• **Stated goal**:
The records below must be transcribed exactly. Do not include the pictures.

• **Dataset content**:
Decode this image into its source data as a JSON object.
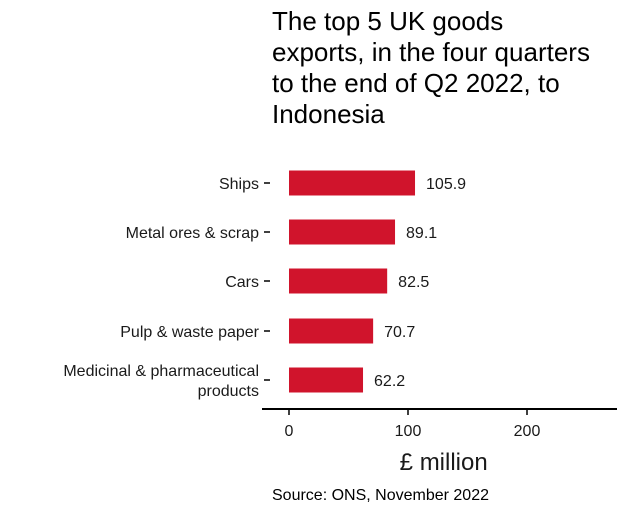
{
  "chart_data": {
    "type": "bar",
    "orientation": "horizontal",
    "title": "The top 5 UK goods exports, in the four quarters to the end of Q2 2022, to Indonesia",
    "categories": [
      "Ships",
      "Metal ores & scrap",
      "Cars",
      "Pulp & waste paper",
      "Medicinal & pharmaceutical products"
    ],
    "values": [
      105.9,
      89.1,
      82.5,
      70.7,
      62.2
    ],
    "data_labels": [
      "105.9",
      "89.1",
      "82.5",
      "70.7",
      "62.2"
    ],
    "xlabel": "£ million",
    "ylabel": "",
    "xlim": [
      0,
      275
    ],
    "xticks": [
      0,
      100,
      200
    ],
    "xtick_labels": [
      "0",
      "100",
      "200"
    ],
    "grid": false,
    "bar_color": "#D0142C",
    "source": "Source: ONS, November 2022"
  }
}
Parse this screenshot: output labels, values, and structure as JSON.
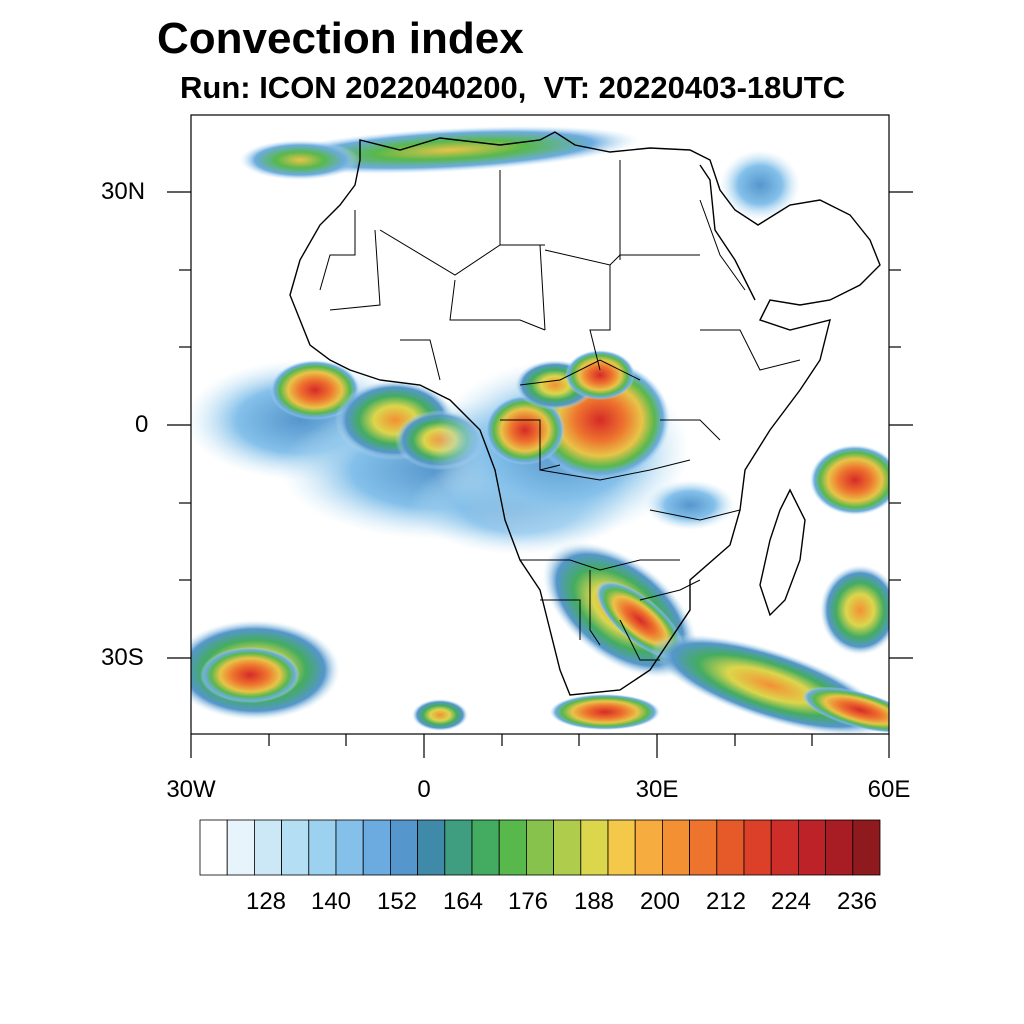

• **Final result**:
Decode this image into its source data as a JSON object.
{
  "chart_data": {
    "type": "bar",
    "orientation": "horizontal",
    "title": "The top 5 UK goods exports, in the four quarters to the end of Q2 2022, to Indonesia",
    "categories": [
      "Ships",
      "Metal ores & scrap",
      "Cars",
      "Pulp & waste paper",
      "Medicinal & pharmaceutical products"
    ],
    "values": [
      105.9,
      89.1,
      82.5,
      70.7,
      62.2
    ],
    "data_labels": [
      "105.9",
      "89.1",
      "82.5",
      "70.7",
      "62.2"
    ],
    "xlabel": "£ million",
    "ylabel": "",
    "xlim": [
      0,
      275
    ],
    "xticks": [
      0,
      100,
      200
    ],
    "xtick_labels": [
      "0",
      "100",
      "200"
    ],
    "grid": false,
    "bar_color": "#D0142C",
    "source": "Source: ONS, November 2022"
  }
}
Parse this screenshot: output labels, values, and structure as JSON.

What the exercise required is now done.